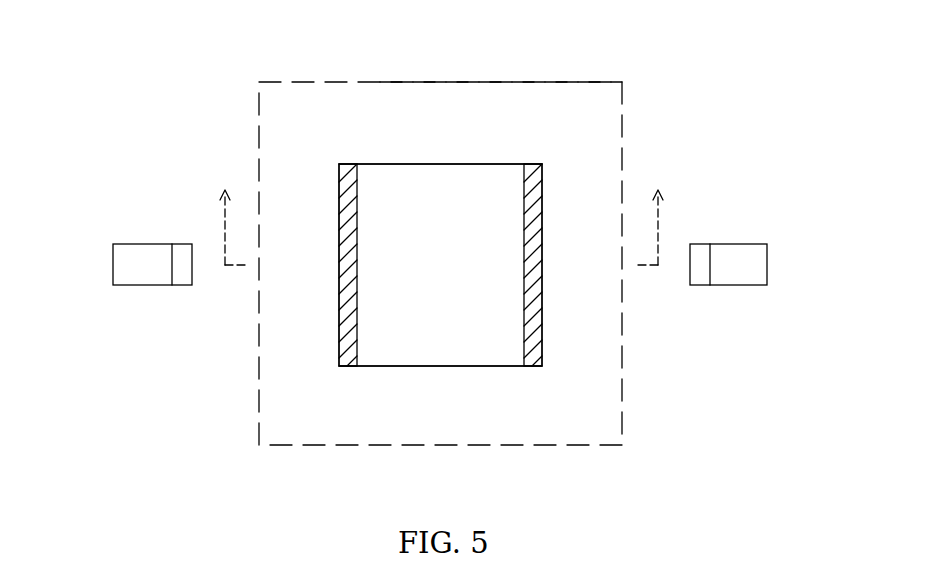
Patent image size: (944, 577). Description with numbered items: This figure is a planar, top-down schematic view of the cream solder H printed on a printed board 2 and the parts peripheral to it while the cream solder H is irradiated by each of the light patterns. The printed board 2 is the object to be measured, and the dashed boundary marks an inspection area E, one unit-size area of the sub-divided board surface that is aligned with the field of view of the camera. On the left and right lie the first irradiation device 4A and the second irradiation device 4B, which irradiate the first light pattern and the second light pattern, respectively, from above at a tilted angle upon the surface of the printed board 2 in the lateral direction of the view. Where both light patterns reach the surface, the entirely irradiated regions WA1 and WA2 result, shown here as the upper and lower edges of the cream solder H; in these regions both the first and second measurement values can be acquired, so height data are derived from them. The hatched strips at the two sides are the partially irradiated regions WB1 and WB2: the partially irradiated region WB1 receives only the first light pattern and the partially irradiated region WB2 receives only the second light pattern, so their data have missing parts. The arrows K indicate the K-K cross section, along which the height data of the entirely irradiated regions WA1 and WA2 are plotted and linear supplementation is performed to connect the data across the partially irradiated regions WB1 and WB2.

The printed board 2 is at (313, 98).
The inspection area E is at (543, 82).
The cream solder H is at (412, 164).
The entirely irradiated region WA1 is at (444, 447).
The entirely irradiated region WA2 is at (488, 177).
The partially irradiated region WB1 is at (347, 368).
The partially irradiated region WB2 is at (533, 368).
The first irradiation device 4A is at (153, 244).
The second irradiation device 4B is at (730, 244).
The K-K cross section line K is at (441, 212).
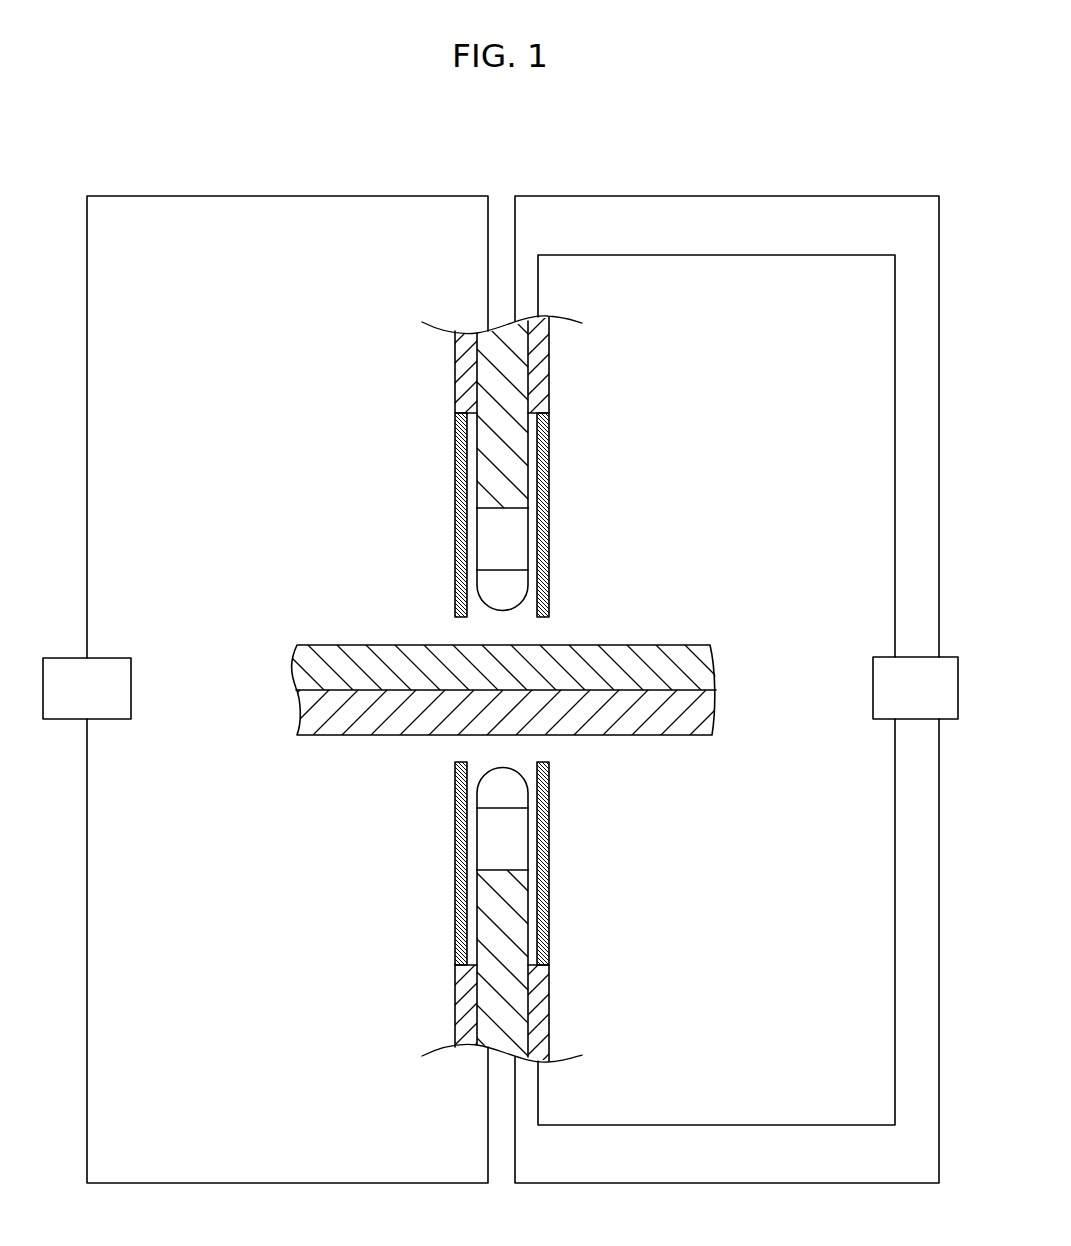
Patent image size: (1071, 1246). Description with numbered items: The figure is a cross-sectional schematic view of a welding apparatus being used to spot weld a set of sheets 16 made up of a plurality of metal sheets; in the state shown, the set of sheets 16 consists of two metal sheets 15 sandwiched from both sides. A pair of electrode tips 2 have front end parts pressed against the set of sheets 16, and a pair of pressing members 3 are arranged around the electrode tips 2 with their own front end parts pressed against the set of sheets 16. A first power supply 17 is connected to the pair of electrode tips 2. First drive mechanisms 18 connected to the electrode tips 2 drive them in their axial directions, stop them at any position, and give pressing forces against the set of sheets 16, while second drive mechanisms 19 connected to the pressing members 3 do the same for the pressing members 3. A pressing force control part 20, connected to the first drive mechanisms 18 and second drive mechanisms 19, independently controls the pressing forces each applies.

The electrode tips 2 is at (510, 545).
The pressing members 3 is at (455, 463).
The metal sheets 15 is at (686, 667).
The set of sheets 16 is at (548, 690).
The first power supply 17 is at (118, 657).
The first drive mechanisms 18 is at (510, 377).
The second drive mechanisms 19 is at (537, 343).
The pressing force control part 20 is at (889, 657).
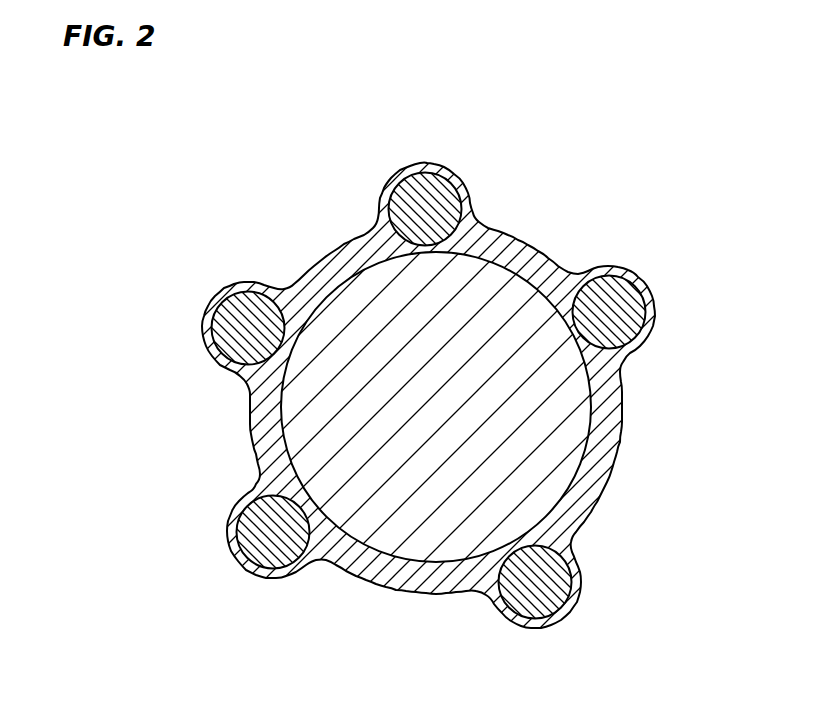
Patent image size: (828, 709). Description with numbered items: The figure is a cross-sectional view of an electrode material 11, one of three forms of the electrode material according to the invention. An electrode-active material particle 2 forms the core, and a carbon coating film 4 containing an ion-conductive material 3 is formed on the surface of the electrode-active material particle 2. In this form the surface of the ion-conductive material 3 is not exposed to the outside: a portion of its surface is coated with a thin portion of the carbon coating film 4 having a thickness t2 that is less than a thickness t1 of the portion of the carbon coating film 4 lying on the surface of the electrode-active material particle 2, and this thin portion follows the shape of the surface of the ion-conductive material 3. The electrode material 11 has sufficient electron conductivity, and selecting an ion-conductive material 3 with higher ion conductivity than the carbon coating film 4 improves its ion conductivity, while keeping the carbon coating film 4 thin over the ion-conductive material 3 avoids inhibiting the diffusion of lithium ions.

Brief: Can you edit the material above so that every "Patent image size" becomes "Image dimensions", with nothing else changed and the pictures left out?

Final result:
Image dimensions: (944, 577). Description with numbered items: This figure is a planar, top-down schematic view of the cream solder H printed on a printed board 2 and the parts peripheral to it while the cream solder H is irradiated by each of the light patterns. The printed board 2 is the object to be measured, and the dashed boundary marks an inspection area E, one unit-size area of the sub-divided board surface that is aligned with the field of view of the camera. On the left and right lie the first irradiation device 4A and the second irradiation device 4B, which irradiate the first light pattern and the second light pattern, respectively, from above at a tilted angle upon the surface of the printed board 2 in the lateral direction of the view. Where both light patterns reach the surface, the entirely irradiated regions WA1 and WA2 result, shown here as the upper and lower edges of the cream solder H; in these regions both the first and second measurement values can be acquired, so height data are derived from them. The hatched strips at the two sides are the partially irradiated regions WB1 and WB2: the partially irradiated region WB1 receives only the first light pattern and the partially irradiated region WB2 receives only the second light pattern, so their data have missing parts. The arrows K indicate the K-K cross section, along which the height data of the entirely irradiated regions WA1 and WA2 are plotted and linear supplementation is performed to connect the data across the partially irradiated regions WB1 and WB2.

The printed board 2 is at (313, 98).
The inspection area E is at (543, 82).
The cream solder H is at (412, 164).
The entirely irradiated region WA1 is at (444, 447).
The entirely irradiated region WA2 is at (488, 177).
The partially irradiated region WB1 is at (347, 368).
The partially irradiated region WB2 is at (533, 368).
The first irradiation device 4A is at (153, 244).
The second irradiation device 4B is at (730, 244).
The K-K cross section line K is at (441, 212).
Image dimensions: (1071, 1246). Description with numbered items: The figure is a cross-sectional schematic view of a welding apparatus being used to spot weld a set of sheets 16 made up of a plurality of metal sheets; in the state shown, the set of sheets 16 consists of two metal sheets 15 sandwiched from both sides. A pair of electrode tips 2 have front end parts pressed against the set of sheets 16, and a pair of pressing members 3 are arranged around the electrode tips 2 with their own front end parts pressed against the set of sheets 16. A first power supply 17 is connected to the pair of electrode tips 2. First drive mechanisms 18 connected to the electrode tips 2 drive them in their axial directions, stop them at any position, and give pressing forces against the set of sheets 16, while second drive mechanisms 19 connected to the pressing members 3 do the same for the pressing members 3. A pressing force control part 20, connected to the first drive mechanisms 18 and second drive mechanisms 19, independently controls the pressing forces each applies.

The electrode tips 2 is at (510, 545).
The pressing members 3 is at (455, 463).
The metal sheets 15 is at (686, 667).
The set of sheets 16 is at (548, 690).
The first power supply 17 is at (118, 657).
The first drive mechanisms 18 is at (510, 377).
The second drive mechanisms 19 is at (537, 343).
The pressing force control part 20 is at (889, 657).
Image dimensions: (828, 709). Description with numbered items: The figure is a cross-sectional view of an electrode material 11, one of three forms of the electrode material according to the invention. An electrode-active material particle 2 forms the core, and a carbon coating film 4 containing an ion-conductive material 3 is formed on the surface of the electrode-active material particle 2. In this form the surface of the ion-conductive material 3 is not exposed to the outside: a portion of its surface is coated with a thin portion of the carbon coating film 4 having a thickness t2 that is less than a thickness t1 of the portion of the carbon coating film 4 lying on the surface of the electrode-active material particle 2, and this thin portion follows the shape of the surface of the ion-conductive material 3. The electrode material 11 has sufficient electron conductivity, and selecting an ion-conductive material 3 with higher ion conductivity than the carbon coating film 4 improves its ion conductivity, while keeping the carbon coating film 4 thin over the ion-conductive material 3 avoids inhibiting the diffusion of lithium ions.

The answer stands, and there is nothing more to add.